● **PROVIDED DATA**:
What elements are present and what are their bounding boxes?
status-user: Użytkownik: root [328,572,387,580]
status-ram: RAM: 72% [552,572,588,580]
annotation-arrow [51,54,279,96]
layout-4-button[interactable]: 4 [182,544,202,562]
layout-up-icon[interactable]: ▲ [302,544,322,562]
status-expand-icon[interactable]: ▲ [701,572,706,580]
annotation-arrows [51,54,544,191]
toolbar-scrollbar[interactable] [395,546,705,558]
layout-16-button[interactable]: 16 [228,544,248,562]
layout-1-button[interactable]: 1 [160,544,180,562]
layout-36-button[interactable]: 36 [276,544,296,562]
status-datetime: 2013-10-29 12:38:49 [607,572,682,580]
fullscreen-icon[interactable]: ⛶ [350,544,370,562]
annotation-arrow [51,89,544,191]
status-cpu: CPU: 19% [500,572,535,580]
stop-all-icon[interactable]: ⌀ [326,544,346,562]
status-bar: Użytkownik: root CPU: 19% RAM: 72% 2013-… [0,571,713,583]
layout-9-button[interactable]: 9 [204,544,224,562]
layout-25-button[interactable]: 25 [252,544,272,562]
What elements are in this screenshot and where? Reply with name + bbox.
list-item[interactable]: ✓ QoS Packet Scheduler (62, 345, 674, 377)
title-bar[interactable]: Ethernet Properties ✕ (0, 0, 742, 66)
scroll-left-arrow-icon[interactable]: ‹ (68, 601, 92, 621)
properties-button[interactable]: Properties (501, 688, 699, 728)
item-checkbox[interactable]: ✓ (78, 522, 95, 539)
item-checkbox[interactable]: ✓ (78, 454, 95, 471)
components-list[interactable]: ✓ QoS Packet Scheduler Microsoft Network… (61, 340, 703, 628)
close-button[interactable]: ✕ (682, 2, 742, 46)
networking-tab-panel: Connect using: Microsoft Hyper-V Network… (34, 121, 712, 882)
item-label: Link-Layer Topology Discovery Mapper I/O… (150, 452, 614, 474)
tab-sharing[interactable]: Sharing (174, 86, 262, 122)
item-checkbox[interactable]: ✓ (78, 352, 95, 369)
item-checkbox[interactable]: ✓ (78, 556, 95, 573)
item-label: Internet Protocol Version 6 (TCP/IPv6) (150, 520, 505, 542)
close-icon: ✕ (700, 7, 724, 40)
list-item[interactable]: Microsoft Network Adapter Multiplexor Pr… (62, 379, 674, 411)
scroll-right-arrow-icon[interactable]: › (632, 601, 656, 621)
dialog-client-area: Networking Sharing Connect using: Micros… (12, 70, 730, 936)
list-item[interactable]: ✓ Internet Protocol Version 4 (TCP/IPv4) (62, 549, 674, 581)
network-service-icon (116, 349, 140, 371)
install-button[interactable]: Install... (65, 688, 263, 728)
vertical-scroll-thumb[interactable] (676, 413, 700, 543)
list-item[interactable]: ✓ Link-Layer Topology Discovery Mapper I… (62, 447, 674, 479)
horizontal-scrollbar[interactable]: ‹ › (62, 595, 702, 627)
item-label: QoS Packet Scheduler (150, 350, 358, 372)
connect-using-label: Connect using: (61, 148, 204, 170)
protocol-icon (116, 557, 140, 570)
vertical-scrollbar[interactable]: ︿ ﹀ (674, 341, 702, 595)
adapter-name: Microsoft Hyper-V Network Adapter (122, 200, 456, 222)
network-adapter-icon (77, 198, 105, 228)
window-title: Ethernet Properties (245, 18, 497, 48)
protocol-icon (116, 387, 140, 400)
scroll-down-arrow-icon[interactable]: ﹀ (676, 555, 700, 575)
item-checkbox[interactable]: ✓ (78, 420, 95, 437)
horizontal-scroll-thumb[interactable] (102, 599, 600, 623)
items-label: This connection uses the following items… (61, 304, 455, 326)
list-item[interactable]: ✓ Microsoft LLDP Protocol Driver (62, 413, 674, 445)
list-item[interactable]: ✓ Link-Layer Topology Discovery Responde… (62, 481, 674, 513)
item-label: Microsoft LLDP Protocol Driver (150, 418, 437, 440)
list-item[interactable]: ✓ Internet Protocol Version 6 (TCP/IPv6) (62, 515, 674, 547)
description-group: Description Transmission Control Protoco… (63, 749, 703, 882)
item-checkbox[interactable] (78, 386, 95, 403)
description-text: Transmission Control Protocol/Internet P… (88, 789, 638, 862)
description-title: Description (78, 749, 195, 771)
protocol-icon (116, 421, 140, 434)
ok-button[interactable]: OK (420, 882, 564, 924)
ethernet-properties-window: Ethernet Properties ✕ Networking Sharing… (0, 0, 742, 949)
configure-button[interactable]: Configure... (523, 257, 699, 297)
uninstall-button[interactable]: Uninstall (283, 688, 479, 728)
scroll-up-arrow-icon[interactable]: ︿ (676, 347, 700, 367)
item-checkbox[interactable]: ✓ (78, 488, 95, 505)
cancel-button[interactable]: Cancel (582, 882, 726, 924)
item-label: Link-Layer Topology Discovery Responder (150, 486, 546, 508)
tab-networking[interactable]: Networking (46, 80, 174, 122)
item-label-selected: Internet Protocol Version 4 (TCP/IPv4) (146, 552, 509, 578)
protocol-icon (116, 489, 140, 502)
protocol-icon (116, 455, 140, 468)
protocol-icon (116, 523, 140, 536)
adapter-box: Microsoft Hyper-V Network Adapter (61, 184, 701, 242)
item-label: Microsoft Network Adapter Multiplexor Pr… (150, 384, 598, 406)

● **PROBLEM TO WORK ON**: Which lines above contain the string "Internet"? Copy each of them, treating case as significant.

● **TASK OUTPUT**:
item-label: Internet Protocol Version 6 (TCP/IPv6) (150, 520, 505, 542)
list-item[interactable]: ✓ Internet Protocol Version 4 (TCP/IPv4) (62, 549, 674, 581)
list-item[interactable]: ✓ Internet Protocol Version 6 (TCP/IPv6) (62, 515, 674, 547)
description-text: Transmission Control Protocol/Internet P… (88, 789, 638, 862)
item-label-selected: Internet Protocol Version 4 (TCP/IPv4) (146, 552, 509, 578)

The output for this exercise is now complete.